Personal information
- Full name: Volodymyr Serhiyovych Odaryuk
- Date of birth: 13 February 1994 (age 32)
- Place of birth: Poltava, Ukraine
- Height: 1.83 m (6 ft 0 in)
- Position: Striker

Team information
- Current team: Poltava
- Number: 8

Youth career
- 2008–2011: Vorskla Poltava

Senior career*
- Years: Team / Apps / (Gls)
- 2012–2020: Vorskla Poltava / 48 / (3)
- 2019: → Hirnyk-Sport Horishni Plavni (loan) / 29 / (0)
- 2020–2021: Mykolaiv / 28 / (7)
- 2021–2022: Oleksandriya / 16 / (0)
- 2022–2023: Inhulets Petrove / 24 / (3)
- 2023: Mynai / 15 / (0)
- 2024–: Poltava / 63 / (10)

Task statement |
Write what comes next in the Volodymyr Odaryuk profile above, starting after its last line.

Information shown |
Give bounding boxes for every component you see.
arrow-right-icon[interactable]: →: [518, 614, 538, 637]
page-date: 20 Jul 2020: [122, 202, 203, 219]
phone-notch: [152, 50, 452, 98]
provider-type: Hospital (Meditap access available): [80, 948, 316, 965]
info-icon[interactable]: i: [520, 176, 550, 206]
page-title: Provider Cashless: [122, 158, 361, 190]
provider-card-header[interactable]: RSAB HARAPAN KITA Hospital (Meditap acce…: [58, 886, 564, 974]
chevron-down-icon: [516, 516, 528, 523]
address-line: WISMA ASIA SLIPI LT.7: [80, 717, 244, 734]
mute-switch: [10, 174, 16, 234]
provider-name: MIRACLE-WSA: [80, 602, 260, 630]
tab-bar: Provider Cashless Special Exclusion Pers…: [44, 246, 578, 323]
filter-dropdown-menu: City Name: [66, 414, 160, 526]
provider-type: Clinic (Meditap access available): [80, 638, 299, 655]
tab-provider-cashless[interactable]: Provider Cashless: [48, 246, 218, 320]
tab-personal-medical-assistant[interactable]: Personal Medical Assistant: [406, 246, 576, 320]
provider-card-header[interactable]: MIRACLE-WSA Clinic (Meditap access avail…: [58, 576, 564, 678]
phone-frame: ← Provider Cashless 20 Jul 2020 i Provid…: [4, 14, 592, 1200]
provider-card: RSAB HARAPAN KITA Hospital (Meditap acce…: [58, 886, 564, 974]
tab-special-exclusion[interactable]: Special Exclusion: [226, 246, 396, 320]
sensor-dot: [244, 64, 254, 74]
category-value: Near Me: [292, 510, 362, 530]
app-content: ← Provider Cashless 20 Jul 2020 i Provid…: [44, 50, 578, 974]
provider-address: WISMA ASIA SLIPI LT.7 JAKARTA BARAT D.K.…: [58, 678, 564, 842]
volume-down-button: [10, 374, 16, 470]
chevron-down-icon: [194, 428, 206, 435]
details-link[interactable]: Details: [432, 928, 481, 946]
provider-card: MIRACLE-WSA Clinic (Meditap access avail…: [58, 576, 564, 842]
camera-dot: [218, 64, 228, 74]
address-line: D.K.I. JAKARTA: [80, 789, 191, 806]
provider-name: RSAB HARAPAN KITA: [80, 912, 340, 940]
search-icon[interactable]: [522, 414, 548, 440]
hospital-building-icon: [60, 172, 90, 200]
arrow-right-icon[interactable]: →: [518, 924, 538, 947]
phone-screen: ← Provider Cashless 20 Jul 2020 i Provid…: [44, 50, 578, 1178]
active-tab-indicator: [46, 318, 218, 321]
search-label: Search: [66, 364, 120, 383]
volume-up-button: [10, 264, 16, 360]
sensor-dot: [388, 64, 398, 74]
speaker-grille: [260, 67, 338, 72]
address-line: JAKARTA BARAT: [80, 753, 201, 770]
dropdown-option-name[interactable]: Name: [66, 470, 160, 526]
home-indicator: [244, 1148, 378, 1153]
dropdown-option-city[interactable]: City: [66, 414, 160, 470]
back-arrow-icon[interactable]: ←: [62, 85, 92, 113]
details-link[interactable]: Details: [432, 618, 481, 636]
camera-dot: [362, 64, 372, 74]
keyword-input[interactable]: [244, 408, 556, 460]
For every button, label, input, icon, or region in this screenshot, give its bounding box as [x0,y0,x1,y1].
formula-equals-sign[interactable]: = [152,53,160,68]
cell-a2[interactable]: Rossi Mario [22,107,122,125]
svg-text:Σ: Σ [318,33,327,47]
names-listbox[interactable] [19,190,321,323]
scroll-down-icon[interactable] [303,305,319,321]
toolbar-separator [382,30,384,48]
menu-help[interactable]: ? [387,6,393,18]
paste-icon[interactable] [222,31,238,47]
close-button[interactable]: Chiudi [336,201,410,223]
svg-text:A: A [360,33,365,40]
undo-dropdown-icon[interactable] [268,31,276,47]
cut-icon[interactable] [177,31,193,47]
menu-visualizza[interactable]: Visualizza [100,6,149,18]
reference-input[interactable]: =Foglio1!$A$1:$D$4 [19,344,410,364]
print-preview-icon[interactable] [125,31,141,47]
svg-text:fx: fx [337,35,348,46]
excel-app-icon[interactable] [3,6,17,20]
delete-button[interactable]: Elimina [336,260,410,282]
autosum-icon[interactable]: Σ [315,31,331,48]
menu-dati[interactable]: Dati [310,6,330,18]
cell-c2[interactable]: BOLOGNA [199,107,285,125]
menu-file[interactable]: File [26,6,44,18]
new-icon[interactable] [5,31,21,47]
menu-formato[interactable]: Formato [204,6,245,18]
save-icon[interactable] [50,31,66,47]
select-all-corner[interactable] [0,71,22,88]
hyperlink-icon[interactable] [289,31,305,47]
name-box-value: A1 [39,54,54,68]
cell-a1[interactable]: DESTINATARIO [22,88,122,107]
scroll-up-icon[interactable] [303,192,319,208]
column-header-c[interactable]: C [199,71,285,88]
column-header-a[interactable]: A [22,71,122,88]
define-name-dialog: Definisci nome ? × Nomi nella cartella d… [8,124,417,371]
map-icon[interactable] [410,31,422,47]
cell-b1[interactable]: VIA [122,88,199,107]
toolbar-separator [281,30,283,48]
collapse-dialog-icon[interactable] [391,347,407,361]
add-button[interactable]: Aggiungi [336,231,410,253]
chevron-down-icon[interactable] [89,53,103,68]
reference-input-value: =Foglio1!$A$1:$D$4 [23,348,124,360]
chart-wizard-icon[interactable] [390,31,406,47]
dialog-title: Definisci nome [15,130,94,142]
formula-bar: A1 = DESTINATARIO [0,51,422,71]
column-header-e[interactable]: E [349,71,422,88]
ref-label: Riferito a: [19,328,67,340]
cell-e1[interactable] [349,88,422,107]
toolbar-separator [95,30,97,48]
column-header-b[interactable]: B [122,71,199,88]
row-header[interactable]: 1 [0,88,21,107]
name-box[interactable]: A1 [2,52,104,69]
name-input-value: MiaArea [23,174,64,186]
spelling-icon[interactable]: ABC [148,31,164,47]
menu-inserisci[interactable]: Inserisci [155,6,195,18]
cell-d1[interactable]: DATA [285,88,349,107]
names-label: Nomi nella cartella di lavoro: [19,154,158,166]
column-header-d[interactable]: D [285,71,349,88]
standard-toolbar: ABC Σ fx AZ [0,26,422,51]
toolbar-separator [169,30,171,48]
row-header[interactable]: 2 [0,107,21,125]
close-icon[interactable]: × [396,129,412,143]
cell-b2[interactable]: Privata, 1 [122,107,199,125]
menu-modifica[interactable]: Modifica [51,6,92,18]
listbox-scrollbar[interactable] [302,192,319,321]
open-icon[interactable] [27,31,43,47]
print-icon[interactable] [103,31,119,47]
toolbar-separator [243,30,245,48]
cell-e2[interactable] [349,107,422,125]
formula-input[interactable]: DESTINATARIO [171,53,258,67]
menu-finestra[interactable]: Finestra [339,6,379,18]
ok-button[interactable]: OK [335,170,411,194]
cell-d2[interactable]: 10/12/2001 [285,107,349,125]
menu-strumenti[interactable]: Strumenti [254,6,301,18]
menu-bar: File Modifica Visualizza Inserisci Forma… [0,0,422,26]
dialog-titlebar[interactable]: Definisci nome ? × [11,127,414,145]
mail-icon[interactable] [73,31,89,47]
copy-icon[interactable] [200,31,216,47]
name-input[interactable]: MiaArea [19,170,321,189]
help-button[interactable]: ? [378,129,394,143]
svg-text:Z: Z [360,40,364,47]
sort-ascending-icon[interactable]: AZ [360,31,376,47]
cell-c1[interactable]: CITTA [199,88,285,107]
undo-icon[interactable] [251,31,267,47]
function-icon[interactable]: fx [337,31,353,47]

Answer section |
= Volodymyr Odaryuk =

Ukrainian footballer

Volodymyr Serhiyovych Odaryuk (Володимир Сергійович Одарюк; born 13 February 1994) is a Ukrainian professional footballer who plays as a striker for Poltava.

==Career==
Odaryuk is a product of FC Vorskla Poltava youth system where he played in the Ukrainian Premier League Reserves club FC Vorskla Poltava.

In summer 2015 Odaryuk was promoted to the main squad in the Ukrainian Premier League. He made his debut against FC Karpaty Lviv on 18 October 2015.

On 2 July 2022 he moved to Inhulets Petrove.